=== Exercise objective ===
Below are the records. Gather each line that holds "JSON".

Figure contents as structured data
────────────────────

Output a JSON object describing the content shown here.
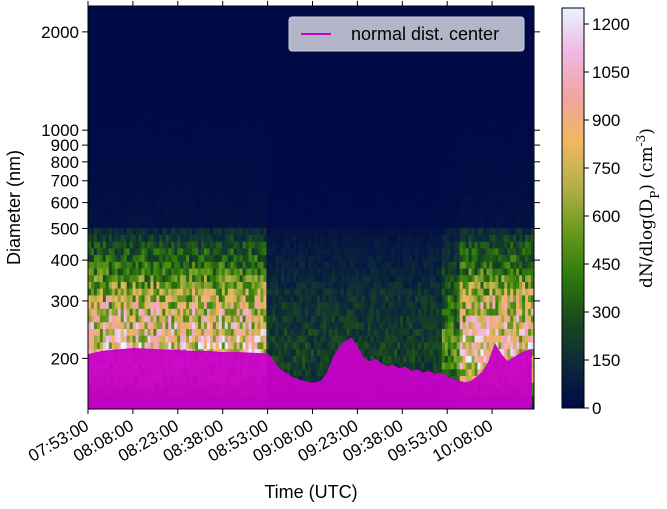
{
  "chart_data": {
    "type": "heatmap",
    "title": "",
    "xlabel": "Time (UTC)",
    "ylabel": "Diameter (nm)",
    "x_ticks": [
      "07:53:00",
      "08:08:00",
      "08:23:00",
      "08:38:00",
      "08:53:00",
      "09:08:00",
      "09:23:00",
      "09:38:00",
      "09:53:00",
      "10:08:00"
    ],
    "x_range_minutes": [
      0,
      149
    ],
    "y_scale": "log",
    "y_range": [
      140,
      2400
    ],
    "y_ticks": [
      200,
      300,
      400,
      500,
      600,
      700,
      800,
      900,
      1000,
      2000
    ],
    "y_tick_labels": [
      "200",
      "300",
      "400",
      "500",
      "600",
      "700",
      "800",
      "900",
      "1000",
      "2000"
    ],
    "colorbar": {
      "label_main": "dN/dlog(D",
      "label_sub": "P",
      "label_tail": ") (cm",
      "label_sup": "-3",
      "label_end": ")",
      "ticks": [
        "0",
        "150",
        "300",
        "450",
        "600",
        "750",
        "900",
        "1050",
        "1200"
      ],
      "range": [
        0,
        1250
      ],
      "colormap": [
        "#000a46",
        "#0d2a3a",
        "#1a4a1f",
        "#2f7d0c",
        "#6b9a1e",
        "#b6b04a",
        "#f0b860",
        "#f1a4a0",
        "#f0b8e4",
        "#e8f4ff"
      ]
    },
    "series": [
      {
        "name": "normal dist. center",
        "color": "#c800c8",
        "time_min": [
          0,
          5,
          10,
          15,
          20,
          25,
          30,
          35,
          40,
          45,
          50,
          55,
          60,
          62,
          64,
          66,
          68,
          70,
          72,
          74,
          76,
          78,
          80,
          82,
          84,
          86,
          88,
          90,
          92,
          94,
          96,
          98,
          100,
          102,
          104,
          106,
          108,
          110,
          112,
          114,
          116,
          118,
          120,
          122,
          124,
          126,
          128,
          130,
          132,
          134,
          136,
          138,
          140,
          142,
          144,
          146,
          148
        ],
        "diameter_nm": [
          205,
          210,
          212,
          214,
          213,
          212,
          211,
          210,
          210,
          208,
          208,
          207,
          206,
          195,
          185,
          180,
          175,
          172,
          170,
          168,
          168,
          170,
          180,
          200,
          215,
          225,
          230,
          215,
          200,
          195,
          198,
          192,
          188,
          190,
          185,
          188,
          182,
          184,
          180,
          182,
          178,
          180,
          175,
          172,
          170,
          168,
          170,
          175,
          182,
          195,
          220,
          205,
          195,
          200,
          205,
          210,
          212
        ]
      }
    ],
    "legend": {
      "location": "top-right",
      "entries": [
        "normal dist. center"
      ]
    },
    "heatmap_profile": {
      "description_of_bands": "diameter-dependent concentration",
      "band_centers_nm": [
        180,
        220,
        270,
        330,
        430
      ],
      "band_levels": [
        600,
        550,
        500,
        400,
        250
      ],
      "dip_periods_min": [
        [
          60,
          118
        ]
      ],
      "dip_factor": 0.25
    }
  }
}
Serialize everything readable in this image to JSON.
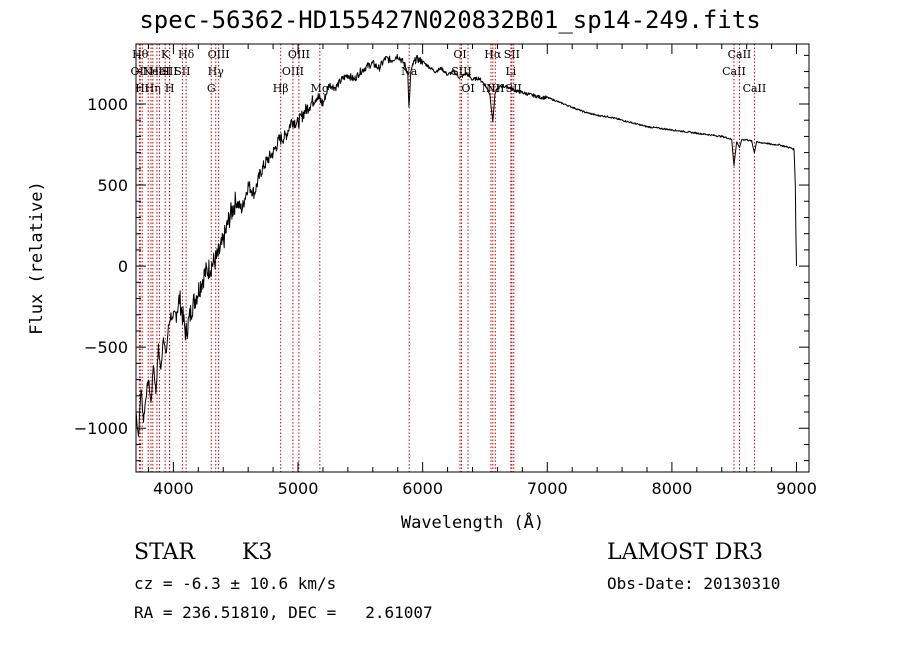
{
  "chart_data": {
    "type": "line",
    "title": "spec-56362-HD155427N020832B01_sp14-249.fits",
    "xlabel": "Wavelength (Å)",
    "ylabel": "Flux (relative)",
    "xlim": [
      3700,
      9100
    ],
    "ylim": [
      -1270,
      1370
    ],
    "xticks": [
      4000,
      5000,
      6000,
      7000,
      8000,
      9000
    ],
    "yticks": [
      -1000,
      -500,
      0,
      500,
      1000
    ],
    "series": [
      {
        "name": "flux",
        "x": [
          3700,
          3720,
          3740,
          3760,
          3780,
          3800,
          3820,
          3840,
          3860,
          3880,
          3900,
          3920,
          3940,
          3960,
          3980,
          4000,
          4050,
          4100,
          4150,
          4200,
          4250,
          4300,
          4350,
          4400,
          4450,
          4500,
          4550,
          4600,
          4650,
          4700,
          4750,
          4800,
          4850,
          4900,
          4950,
          5000,
          5050,
          5100,
          5150,
          5200,
          5250,
          5300,
          5350,
          5400,
          5450,
          5500,
          5550,
          5600,
          5650,
          5700,
          5750,
          5800,
          5850,
          5880,
          5890,
          5896,
          5905,
          5920,
          5950,
          6000,
          6050,
          6100,
          6150,
          6200,
          6250,
          6300,
          6350,
          6400,
          6450,
          6500,
          6540,
          6563,
          6580,
          6600,
          6650,
          6700,
          6750,
          6800,
          6850,
          6900,
          6950,
          7000,
          7100,
          7200,
          7300,
          7400,
          7500,
          7600,
          7700,
          7800,
          7900,
          8000,
          8100,
          8200,
          8300,
          8400,
          8450,
          8480,
          8498,
          8520,
          8542,
          8560,
          8600,
          8640,
          8662,
          8680,
          8700,
          8750,
          8800,
          8850,
          8900,
          8950,
          8980,
          8990,
          8995,
          9000
        ],
        "y": [
          -900,
          -1050,
          -750,
          -950,
          -800,
          -700,
          -850,
          -600,
          -780,
          -500,
          -650,
          -420,
          -560,
          -380,
          -300,
          -350,
          -200,
          -420,
          -250,
          -150,
          -50,
          0,
          50,
          150,
          300,
          400,
          350,
          500,
          450,
          580,
          650,
          700,
          780,
          800,
          900,
          880,
          950,
          1000,
          1050,
          1000,
          1120,
          1100,
          1150,
          1180,
          1150,
          1200,
          1230,
          1250,
          1220,
          1280,
          1270,
          1300,
          1250,
          1200,
          980,
          1050,
          1200,
          1240,
          1280,
          1260,
          1230,
          1200,
          1220,
          1180,
          1200,
          1160,
          1190,
          1150,
          1160,
          1120,
          1060,
          890,
          1060,
          1100,
          1110,
          1100,
          1080,
          1070,
          1060,
          1050,
          1040,
          1040,
          1010,
          980,
          950,
          930,
          920,
          900,
          880,
          860,
          850,
          840,
          830,
          820,
          810,
          800,
          790,
          780,
          620,
          770,
          730,
          780,
          780,
          770,
          700,
          770,
          760,
          760,
          750,
          750,
          740,
          730,
          720,
          500,
          200,
          0
        ]
      }
    ],
    "line_markers": [
      {
        "x": 3734,
        "label": "Hθ",
        "row": 0
      },
      {
        "x": 3727,
        "label": "OII",
        "row": 1
      },
      {
        "x": 3750,
        "label": "Hι",
        "row": 2
      },
      {
        "x": 3798,
        "label": "",
        "row": 1
      },
      {
        "x": 3820,
        "label": "",
        "row": 1
      },
      {
        "x": 3835,
        "label": "Hη",
        "row": 2
      },
      {
        "x": 3868,
        "label": "NeIII",
        "row": 1
      },
      {
        "x": 3889,
        "label": "HeI",
        "row": 1
      },
      {
        "x": 3934,
        "label": "K",
        "row": 0
      },
      {
        "x": 3969,
        "label": "SII",
        "row": 1
      },
      {
        "x": 3970,
        "label": "H",
        "row": 2
      },
      {
        "x": 4102,
        "label": "Hδ",
        "row": 0
      },
      {
        "x": 4072,
        "label": "SII",
        "row": 1
      },
      {
        "x": 4304,
        "label": "G",
        "row": 2
      },
      {
        "x": 4340,
        "label": "Hγ",
        "row": 1
      },
      {
        "x": 4363,
        "label": "OIII",
        "row": 0
      },
      {
        "x": 4861,
        "label": "Hβ",
        "row": 2
      },
      {
        "x": 4959,
        "label": "OIII",
        "row": 1
      },
      {
        "x": 5007,
        "label": "OIII",
        "row": 0
      },
      {
        "x": 5175,
        "label": "Mg",
        "row": 2
      },
      {
        "x": 5892,
        "label": "Na",
        "row": 1
      },
      {
        "x": 6300,
        "label": "OI",
        "row": 0
      },
      {
        "x": 6312,
        "label": "SIII",
        "row": 1
      },
      {
        "x": 6364,
        "label": "OI",
        "row": 2
      },
      {
        "x": 6548,
        "label": "NII",
        "row": 2
      },
      {
        "x": 6563,
        "label": "Hα",
        "row": 0
      },
      {
        "x": 6583,
        "label": "NII",
        "row": 2
      },
      {
        "x": 6708,
        "label": "Li",
        "row": 1
      },
      {
        "x": 6716,
        "label": "SII",
        "row": 0
      },
      {
        "x": 6731,
        "label": "SII",
        "row": 2
      },
      {
        "x": 8498,
        "label": "CaII",
        "row": 1
      },
      {
        "x": 8542,
        "label": "CaII",
        "row": 0
      },
      {
        "x": 8662,
        "label": "CaII",
        "row": 2
      }
    ]
  },
  "info": {
    "object_class": "STAR",
    "subclass": "K3",
    "survey": "LAMOST DR3",
    "redshift_text": "cz = -6.3 ± 10.6 km/s",
    "obs_date": "Obs-Date: 20130310",
    "coords": "RA = 236.51810, DEC =   2.61007"
  }
}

────────────────────

=== The response ===
Output a JSON object describing the content shown here.
Serialize everything readable in this image to JSON.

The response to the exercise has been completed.